__Written problem__:
Go through the records and extract every line with the word "desbloquear".

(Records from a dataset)
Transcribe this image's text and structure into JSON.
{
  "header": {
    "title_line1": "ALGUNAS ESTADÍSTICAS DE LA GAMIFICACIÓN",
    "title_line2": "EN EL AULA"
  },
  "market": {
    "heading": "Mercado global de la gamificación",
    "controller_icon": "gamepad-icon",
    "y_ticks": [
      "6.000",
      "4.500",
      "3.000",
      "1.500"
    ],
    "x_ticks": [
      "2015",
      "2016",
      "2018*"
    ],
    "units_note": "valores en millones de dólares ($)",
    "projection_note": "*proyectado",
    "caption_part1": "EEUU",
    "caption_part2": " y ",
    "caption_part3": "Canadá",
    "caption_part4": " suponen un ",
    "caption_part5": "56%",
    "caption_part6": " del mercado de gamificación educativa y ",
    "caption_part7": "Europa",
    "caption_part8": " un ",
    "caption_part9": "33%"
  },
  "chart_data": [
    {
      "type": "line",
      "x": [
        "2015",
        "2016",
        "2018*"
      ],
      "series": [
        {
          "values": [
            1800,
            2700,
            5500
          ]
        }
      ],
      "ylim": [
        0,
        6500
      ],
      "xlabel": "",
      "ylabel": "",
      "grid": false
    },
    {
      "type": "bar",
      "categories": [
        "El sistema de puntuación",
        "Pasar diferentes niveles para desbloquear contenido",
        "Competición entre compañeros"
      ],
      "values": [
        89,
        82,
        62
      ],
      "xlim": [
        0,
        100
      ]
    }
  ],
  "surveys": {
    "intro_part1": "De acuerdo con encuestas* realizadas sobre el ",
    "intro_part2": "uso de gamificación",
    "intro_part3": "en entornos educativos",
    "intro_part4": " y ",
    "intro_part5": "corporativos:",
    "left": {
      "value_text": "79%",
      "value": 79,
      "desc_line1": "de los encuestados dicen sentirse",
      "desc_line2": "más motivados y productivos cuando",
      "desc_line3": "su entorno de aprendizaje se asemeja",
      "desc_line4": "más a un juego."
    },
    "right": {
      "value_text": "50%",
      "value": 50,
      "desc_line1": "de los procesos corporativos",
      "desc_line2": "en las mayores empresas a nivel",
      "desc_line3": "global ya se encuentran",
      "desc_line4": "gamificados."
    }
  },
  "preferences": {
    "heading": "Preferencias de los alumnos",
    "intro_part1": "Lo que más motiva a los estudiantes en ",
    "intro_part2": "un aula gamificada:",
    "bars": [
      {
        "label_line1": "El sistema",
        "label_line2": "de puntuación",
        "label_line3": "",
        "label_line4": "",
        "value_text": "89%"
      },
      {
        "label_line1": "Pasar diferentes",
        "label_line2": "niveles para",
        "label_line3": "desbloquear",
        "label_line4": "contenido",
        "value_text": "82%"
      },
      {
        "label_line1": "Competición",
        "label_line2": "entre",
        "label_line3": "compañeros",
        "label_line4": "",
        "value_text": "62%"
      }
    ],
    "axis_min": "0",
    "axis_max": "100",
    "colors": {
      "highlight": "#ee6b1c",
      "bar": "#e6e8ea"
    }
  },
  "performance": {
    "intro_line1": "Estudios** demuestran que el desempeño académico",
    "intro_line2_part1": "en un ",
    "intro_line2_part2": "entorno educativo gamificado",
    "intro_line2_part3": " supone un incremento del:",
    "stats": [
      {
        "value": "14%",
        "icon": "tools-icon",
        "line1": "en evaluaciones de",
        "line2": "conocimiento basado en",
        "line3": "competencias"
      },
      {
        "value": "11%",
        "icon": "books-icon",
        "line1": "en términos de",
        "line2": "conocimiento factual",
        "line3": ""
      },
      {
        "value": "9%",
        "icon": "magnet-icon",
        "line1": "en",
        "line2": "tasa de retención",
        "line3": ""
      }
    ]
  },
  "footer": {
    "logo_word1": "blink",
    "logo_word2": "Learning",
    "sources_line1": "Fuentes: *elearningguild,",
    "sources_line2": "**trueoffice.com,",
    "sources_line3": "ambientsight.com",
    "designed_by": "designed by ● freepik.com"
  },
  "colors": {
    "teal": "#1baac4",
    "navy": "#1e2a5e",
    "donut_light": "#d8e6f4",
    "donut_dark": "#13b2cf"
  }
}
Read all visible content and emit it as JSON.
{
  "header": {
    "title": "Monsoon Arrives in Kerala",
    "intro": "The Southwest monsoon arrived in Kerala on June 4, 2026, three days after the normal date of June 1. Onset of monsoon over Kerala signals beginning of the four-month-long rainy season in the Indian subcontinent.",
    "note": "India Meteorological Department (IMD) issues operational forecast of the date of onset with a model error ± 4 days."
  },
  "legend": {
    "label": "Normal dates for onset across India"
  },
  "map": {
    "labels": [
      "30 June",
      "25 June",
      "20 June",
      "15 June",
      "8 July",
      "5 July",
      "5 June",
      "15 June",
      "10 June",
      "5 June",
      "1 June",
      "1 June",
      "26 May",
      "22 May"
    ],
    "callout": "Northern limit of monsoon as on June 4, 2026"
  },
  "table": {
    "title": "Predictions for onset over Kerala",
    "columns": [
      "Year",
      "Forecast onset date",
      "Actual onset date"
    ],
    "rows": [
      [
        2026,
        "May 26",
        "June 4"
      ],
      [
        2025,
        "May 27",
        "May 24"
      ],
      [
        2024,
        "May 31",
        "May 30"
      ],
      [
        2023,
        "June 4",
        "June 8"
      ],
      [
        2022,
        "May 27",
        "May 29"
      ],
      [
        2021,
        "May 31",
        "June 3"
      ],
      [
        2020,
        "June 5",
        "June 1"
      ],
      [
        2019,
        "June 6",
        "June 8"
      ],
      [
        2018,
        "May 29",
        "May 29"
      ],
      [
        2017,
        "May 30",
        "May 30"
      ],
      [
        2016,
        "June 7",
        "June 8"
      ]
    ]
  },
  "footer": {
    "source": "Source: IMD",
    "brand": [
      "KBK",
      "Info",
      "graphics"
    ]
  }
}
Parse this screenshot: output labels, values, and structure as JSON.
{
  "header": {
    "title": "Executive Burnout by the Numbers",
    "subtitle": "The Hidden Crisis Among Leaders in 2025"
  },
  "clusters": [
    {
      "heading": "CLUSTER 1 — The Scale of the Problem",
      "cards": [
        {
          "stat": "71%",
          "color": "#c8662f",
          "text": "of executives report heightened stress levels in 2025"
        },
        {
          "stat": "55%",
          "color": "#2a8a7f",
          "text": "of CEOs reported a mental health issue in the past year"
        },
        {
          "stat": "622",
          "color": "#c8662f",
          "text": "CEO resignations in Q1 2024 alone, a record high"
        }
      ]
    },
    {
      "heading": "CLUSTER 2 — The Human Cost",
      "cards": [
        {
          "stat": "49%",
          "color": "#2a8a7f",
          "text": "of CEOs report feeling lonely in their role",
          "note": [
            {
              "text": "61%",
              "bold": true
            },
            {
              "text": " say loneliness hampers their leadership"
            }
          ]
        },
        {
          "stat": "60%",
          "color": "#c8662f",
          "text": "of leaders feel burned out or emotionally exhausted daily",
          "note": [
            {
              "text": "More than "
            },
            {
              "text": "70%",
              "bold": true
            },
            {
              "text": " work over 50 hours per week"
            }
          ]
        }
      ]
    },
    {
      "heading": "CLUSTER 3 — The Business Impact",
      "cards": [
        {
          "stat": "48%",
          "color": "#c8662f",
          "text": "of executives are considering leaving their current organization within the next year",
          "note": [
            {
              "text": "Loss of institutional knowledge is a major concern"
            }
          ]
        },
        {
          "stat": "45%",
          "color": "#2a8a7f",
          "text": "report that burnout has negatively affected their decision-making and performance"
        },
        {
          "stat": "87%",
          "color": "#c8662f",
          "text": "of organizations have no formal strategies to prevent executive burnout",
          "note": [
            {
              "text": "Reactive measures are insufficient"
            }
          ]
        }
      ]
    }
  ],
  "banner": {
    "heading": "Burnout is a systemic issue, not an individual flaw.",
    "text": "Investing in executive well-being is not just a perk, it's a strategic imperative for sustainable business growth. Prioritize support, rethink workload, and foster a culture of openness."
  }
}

__Result__:
        "Pasar diferentes niveles para desbloquear contenido",
        "label_line3": "desbloquear",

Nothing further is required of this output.